### Task item
Rewrite the stretch of the sailing discussion from "Of course, everybody" through "at your polar.", substituting "forecasts" for every "weather".

Offshore passage making feels like a prison sentence to me. To me it feels like driving on the freeway with cruise control on and the windows rolled up. Definitely the most efficient way to get from a to b, but for the raw experience of "driving" give me a 250 cc enduro and some single track, or even a Vespa in a trendy down town neighbourhood over cruise control on the freeway in a Cadilac.

I was boatless for about 10-12 years from the time I stopped sailing my Fireball in me early 20s until I got my Grampian 30 in my early 30s and I didn't really miss sailing at all, was doing other stuff.

Now (in my 40s) find the best way for me to stay entertained is to a) car top or trailer so I can reach interesting destinations. B) by keeping boats small and cheap they are easily liquidated and replaced when I feel like a different flavour. I usually have about 4 or 5 on the go at any given time so I can wake up saturday morning, go out to the yard and select the best boat for the; trip, weather, company and my mood.

Also, I find some kind of racing brings a lot to boat ownership as it gives me identifiable goals to work towards.

Of course, everybody has different preferences and those change over time, but this is my current preference.


----------



## outbound (Dec 3, 2012)

A it’s striking how different sailors are. On passage there’s always something to do. Be it planning after downloading weather, getting through the activities of daily living (cooking, cleaning, eating,drinking, hygiene, monitoring (fuel, water, electricity etc.). Then there’s the actual sailing. That’s just magical. Unlike the doing the best you and your boat can while dodging obstacles above and below the water you actually get the time and constant wind to sail at your polar. 
There’s something truly mystical about being in mile deep+ water with nothing on the horizon. It’s a transcendental experience. Just the “natural”noises of the boat and natural environment. 
Perhaps after 24 hours with the engine on it gets old but fortunately unlike coastal that’s pretty rare. Have never been bored on passage. Over stimulated yes. Under stimulated no. 
Have done a fair number of days on passage. No two the same. None without some problem to solve and some moments of joy.

### Extracted data
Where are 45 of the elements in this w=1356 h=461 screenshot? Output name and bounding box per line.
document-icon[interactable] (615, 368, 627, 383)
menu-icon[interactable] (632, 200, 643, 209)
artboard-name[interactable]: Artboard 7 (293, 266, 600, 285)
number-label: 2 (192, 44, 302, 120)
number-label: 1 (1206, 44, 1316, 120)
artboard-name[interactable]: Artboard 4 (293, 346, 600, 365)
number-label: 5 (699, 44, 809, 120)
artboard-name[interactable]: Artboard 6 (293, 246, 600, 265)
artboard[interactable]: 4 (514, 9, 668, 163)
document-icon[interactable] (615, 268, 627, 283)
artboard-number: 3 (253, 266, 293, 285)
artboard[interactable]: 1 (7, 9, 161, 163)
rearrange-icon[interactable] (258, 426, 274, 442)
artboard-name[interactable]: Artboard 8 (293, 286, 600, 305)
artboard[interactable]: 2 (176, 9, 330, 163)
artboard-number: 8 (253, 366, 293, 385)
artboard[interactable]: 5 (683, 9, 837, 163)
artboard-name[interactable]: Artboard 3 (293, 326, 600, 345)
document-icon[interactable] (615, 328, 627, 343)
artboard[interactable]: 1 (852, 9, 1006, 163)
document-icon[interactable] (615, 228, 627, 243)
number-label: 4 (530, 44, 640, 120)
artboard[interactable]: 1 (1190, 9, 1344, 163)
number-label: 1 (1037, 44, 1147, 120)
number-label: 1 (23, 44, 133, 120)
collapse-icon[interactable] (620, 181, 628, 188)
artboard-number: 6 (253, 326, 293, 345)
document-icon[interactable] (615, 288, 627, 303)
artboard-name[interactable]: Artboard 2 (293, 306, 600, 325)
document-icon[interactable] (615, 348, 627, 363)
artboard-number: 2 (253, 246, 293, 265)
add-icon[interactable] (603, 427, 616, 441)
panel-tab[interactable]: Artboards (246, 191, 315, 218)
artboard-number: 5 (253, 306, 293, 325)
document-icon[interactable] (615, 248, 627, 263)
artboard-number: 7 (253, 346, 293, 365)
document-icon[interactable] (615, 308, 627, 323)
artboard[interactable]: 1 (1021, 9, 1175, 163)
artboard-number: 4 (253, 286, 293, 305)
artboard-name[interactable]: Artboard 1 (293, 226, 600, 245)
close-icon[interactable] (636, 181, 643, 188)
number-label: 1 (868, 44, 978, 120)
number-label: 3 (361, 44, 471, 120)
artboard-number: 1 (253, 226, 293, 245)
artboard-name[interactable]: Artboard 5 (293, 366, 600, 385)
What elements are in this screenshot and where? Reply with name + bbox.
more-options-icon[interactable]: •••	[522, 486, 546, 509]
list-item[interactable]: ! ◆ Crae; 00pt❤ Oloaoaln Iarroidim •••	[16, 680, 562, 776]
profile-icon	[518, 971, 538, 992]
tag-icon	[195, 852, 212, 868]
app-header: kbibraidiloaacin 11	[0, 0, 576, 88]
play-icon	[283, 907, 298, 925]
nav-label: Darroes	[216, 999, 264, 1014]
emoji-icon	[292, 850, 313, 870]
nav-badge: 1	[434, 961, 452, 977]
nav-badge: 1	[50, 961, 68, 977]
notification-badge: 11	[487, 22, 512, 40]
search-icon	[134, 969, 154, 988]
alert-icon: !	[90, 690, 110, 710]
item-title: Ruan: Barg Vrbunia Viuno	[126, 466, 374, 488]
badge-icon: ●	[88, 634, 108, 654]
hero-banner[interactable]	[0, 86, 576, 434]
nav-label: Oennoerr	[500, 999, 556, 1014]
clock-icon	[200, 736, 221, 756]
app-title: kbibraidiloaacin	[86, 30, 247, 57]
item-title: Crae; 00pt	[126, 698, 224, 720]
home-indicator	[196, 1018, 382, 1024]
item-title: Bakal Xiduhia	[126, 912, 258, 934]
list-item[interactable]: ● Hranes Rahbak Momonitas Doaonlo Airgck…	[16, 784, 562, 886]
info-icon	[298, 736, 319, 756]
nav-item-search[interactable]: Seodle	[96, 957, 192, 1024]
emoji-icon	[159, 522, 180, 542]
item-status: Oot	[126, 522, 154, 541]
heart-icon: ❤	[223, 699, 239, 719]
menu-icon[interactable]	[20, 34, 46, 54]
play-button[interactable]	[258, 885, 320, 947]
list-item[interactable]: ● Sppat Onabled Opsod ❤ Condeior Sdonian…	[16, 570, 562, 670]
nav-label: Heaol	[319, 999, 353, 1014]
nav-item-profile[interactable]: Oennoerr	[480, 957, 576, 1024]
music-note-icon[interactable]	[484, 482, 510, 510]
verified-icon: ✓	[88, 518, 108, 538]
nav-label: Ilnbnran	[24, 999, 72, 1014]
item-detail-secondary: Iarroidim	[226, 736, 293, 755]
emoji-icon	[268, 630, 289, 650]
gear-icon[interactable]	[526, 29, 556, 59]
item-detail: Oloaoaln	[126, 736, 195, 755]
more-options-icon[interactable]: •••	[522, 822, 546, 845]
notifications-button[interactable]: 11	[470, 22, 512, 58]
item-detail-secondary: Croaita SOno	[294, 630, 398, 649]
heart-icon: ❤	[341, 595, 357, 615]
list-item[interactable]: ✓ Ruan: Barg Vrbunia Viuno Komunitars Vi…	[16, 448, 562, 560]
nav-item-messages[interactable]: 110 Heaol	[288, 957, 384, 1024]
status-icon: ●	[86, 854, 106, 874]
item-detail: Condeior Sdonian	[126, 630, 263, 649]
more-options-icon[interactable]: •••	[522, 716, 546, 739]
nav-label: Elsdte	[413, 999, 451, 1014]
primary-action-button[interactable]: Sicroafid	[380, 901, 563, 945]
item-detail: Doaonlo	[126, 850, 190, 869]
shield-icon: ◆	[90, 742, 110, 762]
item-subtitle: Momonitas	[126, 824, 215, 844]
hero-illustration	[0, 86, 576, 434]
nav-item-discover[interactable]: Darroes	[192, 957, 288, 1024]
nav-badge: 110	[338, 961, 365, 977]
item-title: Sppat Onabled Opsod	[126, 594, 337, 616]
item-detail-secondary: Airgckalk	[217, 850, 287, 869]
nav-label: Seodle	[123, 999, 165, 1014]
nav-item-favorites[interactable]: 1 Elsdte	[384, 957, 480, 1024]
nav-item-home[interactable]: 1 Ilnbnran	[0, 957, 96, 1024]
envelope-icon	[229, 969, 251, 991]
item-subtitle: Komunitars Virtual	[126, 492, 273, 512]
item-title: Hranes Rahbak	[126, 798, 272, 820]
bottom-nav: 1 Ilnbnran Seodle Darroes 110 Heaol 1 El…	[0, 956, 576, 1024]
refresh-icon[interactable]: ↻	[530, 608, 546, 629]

### Written answer
Of course, everybody has different preferences and those change over time, but this is my current preference.


----------



## outbound (Dec 3, 2012)

A it’s striking how different sailors are. On passage there’s always something to do. Be it planning after downloading forecasts, getting through the activities of daily living (cooking, cleaning, eating,drinking, hygiene, monitoring (fuel, water, electricity etc.). Then there’s the actual sailing. That’s just magical. Unlike the doing the best you and your boat can while dodging obstacles above and below the water you actually get the time and constant wind to sail at your polar.